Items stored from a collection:
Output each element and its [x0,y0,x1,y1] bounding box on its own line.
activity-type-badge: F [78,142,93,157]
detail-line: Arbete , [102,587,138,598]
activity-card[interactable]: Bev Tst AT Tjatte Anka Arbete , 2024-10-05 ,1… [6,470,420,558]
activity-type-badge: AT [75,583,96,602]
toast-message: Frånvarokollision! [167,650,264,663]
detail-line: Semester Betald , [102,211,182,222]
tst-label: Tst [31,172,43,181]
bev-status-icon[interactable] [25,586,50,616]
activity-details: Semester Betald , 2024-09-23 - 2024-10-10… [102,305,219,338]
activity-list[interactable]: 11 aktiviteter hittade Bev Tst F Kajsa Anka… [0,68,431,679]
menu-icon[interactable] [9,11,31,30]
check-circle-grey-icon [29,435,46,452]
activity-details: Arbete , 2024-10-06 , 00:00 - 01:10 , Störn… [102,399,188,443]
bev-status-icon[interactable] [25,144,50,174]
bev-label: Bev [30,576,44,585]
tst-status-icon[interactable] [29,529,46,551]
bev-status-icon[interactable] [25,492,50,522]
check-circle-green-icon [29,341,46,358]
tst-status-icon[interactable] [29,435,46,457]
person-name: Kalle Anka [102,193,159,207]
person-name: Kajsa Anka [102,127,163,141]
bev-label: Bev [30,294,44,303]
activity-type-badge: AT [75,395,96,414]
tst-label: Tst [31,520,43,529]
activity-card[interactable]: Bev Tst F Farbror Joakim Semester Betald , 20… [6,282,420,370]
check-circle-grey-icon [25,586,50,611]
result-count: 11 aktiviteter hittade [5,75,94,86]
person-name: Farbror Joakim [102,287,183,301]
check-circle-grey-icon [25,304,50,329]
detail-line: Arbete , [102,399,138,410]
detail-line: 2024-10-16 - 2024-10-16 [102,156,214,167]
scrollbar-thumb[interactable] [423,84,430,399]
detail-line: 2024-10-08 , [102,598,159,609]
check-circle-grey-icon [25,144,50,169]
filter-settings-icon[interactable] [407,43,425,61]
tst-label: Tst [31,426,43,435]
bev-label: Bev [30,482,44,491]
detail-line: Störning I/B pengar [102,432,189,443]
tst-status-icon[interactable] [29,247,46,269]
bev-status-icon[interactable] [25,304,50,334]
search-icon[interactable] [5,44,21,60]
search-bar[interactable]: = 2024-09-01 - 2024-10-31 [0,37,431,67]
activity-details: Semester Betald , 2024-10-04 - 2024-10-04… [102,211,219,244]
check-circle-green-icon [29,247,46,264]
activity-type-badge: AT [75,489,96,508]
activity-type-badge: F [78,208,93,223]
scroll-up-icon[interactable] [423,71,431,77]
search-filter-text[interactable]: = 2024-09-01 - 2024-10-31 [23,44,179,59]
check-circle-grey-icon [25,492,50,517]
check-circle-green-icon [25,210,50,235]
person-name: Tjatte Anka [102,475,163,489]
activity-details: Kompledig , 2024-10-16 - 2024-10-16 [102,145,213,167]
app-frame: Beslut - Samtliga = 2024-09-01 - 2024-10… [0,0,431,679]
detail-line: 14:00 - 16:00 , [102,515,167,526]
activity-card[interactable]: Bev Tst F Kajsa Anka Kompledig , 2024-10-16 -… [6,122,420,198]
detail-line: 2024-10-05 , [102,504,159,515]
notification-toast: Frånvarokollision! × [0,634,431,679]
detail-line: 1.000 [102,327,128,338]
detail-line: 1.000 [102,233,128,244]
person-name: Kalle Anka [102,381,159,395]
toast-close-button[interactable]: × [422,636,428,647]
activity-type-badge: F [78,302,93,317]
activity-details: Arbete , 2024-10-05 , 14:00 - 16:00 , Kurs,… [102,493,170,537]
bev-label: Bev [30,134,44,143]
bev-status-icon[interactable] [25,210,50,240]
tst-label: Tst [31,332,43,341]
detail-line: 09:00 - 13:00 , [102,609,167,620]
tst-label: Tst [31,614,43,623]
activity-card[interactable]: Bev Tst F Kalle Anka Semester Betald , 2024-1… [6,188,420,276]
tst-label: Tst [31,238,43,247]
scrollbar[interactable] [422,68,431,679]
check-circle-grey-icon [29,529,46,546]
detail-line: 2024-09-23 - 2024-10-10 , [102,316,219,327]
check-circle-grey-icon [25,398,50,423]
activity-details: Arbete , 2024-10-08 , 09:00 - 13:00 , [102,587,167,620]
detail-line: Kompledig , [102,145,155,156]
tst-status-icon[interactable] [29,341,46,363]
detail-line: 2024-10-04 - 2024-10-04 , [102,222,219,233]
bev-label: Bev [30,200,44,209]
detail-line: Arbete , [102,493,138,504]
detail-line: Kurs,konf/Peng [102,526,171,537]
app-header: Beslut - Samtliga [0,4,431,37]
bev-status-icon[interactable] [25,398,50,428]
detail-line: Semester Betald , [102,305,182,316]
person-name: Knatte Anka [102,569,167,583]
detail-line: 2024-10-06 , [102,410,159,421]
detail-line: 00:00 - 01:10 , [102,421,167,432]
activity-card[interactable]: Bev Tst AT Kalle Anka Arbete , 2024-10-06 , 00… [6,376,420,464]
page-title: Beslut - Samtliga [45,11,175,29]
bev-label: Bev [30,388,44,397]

Task details: Could you copy every one of the items above, line for line and without any changes?

Solved problem:
Output each element and its [x0,y0,x1,y1] bounding box on its own line.
activity-type-badge: F [78,142,93,157]
detail-line: Arbete , [102,587,138,598]
activity-card[interactable]: Bev Tst AT Tjatte Anka Arbete , 2024-10-05 ,1… [6,470,420,558]
activity-type-badge: AT [75,583,96,602]
toast-message: Frånvarokollision! [167,650,264,663]
detail-line: Semester Betald , [102,211,182,222]
tst-label: Tst [31,172,43,181]
bev-status-icon[interactable] [25,586,50,616]
activity-details: Semester Betald , 2024-09-23 - 2024-10-10… [102,305,219,338]
activity-list[interactable]: 11 aktiviteter hittade Bev Tst F Kajsa Anka… [0,68,431,679]
menu-icon[interactable] [9,11,31,30]
check-circle-grey-icon [29,435,46,452]
activity-details: Arbete , 2024-10-06 , 00:00 - 01:10 , Störn… [102,399,188,443]
bev-status-icon[interactable] [25,144,50,174]
bev-label: Bev [30,576,44,585]
tst-status-icon[interactable] [29,529,46,551]
bev-status-icon[interactable] [25,492,50,522]
check-circle-green-icon [29,341,46,358]
tst-status-icon[interactable] [29,435,46,457]
person-name: Kalle Anka [102,193,159,207]
person-name: Kajsa Anka [102,127,163,141]
bev-label: Bev [30,294,44,303]
activity-type-badge: AT [75,395,96,414]
tst-label: Tst [31,520,43,529]
activity-card[interactable]: Bev Tst F Farbror Joakim Semester Betald , 20… [6,282,420,370]
check-circle-grey-icon [25,586,50,611]
result-count: 11 aktiviteter hittade [5,75,94,86]
person-name: Farbror Joakim [102,287,183,301]
check-circle-grey-icon [25,304,50,329]
detail-line: Arbete , [102,399,138,410]
detail-line: 2024-10-16 - 2024-10-16 [102,156,214,167]
scrollbar-thumb[interactable] [423,84,430,399]
detail-line: 2024-10-08 , [102,598,159,609]
check-circle-grey-icon [25,144,50,169]
filter-settings-icon[interactable] [407,43,425,61]
tst-label: Tst [31,426,43,435]
bev-label: Bev [30,482,44,491]
detail-line: Störning I/B pengar [102,432,189,443]
tst-status-icon[interactable] [29,247,46,269]
bev-status-icon[interactable] [25,304,50,334]
search-icon[interactable] [5,44,21,60]
search-bar[interactable]: = 2024-09-01 - 2024-10-31 [0,37,431,67]
activity-details: Semester Betald , 2024-10-04 - 2024-10-04… [102,211,219,244]
check-circle-green-icon [29,247,46,264]
activity-type-badge: AT [75,489,96,508]
activity-type-badge: F [78,208,93,223]
scroll-up-icon[interactable] [423,71,431,77]
search-filter-text[interactable]: = 2024-09-01 - 2024-10-31 [23,44,179,59]
check-circle-grey-icon [25,492,50,517]
check-circle-green-icon [25,210,50,235]
person-name: Tjatte Anka [102,475,163,489]
activity-details: Kompledig , 2024-10-16 - 2024-10-16 [102,145,213,167]
app-frame: Beslut - Samtliga = 2024-09-01 - 2024-10… [0,0,431,679]
detail-line: 14:00 - 16:00 , [102,515,167,526]
activity-card[interactable]: Bev Tst F Kajsa Anka Kompledig , 2024-10-16 -… [6,122,420,198]
detail-line: 2024-10-05 , [102,504,159,515]
notification-toast: Frånvarokollision! × [0,634,431,679]
detail-line: 1.000 [102,327,128,338]
detail-line: 1.000 [102,233,128,244]
person-name: Kalle Anka [102,381,159,395]
toast-close-button[interactable]: × [422,636,428,647]
activity-type-badge: F [78,302,93,317]
activity-details: Arbete , 2024-10-05 , 14:00 - 16:00 , Kurs,… [102,493,170,537]
bev-label: Bev [30,134,44,143]
bev-status-icon[interactable] [25,210,50,240]
tst-label: Tst [31,332,43,341]
detail-line: 09:00 - 13:00 , [102,609,167,620]
tst-label: Tst [31,614,43,623]
activity-card[interactable]: Bev Tst F Kalle Anka Semester Betald , 2024-1… [6,188,420,276]
tst-label: Tst [31,238,43,247]
scrollbar[interactable] [422,68,431,679]
check-circle-grey-icon [29,529,46,546]
detail-line: 2024-09-23 - 2024-10-10 , [102,316,219,327]
check-circle-grey-icon [25,398,50,423]
activity-details: Arbete , 2024-10-08 , 09:00 - 13:00 , [102,587,167,620]
detail-line: Kompledig , [102,145,155,156]
tst-status-icon[interactable] [29,341,46,363]
detail-line: 2024-10-04 - 2024-10-04 , [102,222,219,233]
bev-label: Bev [30,200,44,209]
detail-line: Arbete , [102,493,138,504]
detail-line: Kurs,konf/Peng [102,526,171,537]
app-header: Beslut - Samtliga [0,4,431,37]
bev-status-icon[interactable] [25,398,50,428]
detail-line: Semester Betald , [102,305,182,316]
person-name: Knatte Anka [102,569,167,583]
detail-line: 2024-10-06 , [102,410,159,421]
detail-line: 00:00 - 01:10 , [102,421,167,432]
activity-card[interactable]: Bev Tst AT Kalle Anka Arbete , 2024-10-06 , 00… [6,376,420,464]
page-title: Beslut - Samtliga [45,11,175,29]
bev-label: Bev [30,388,44,397]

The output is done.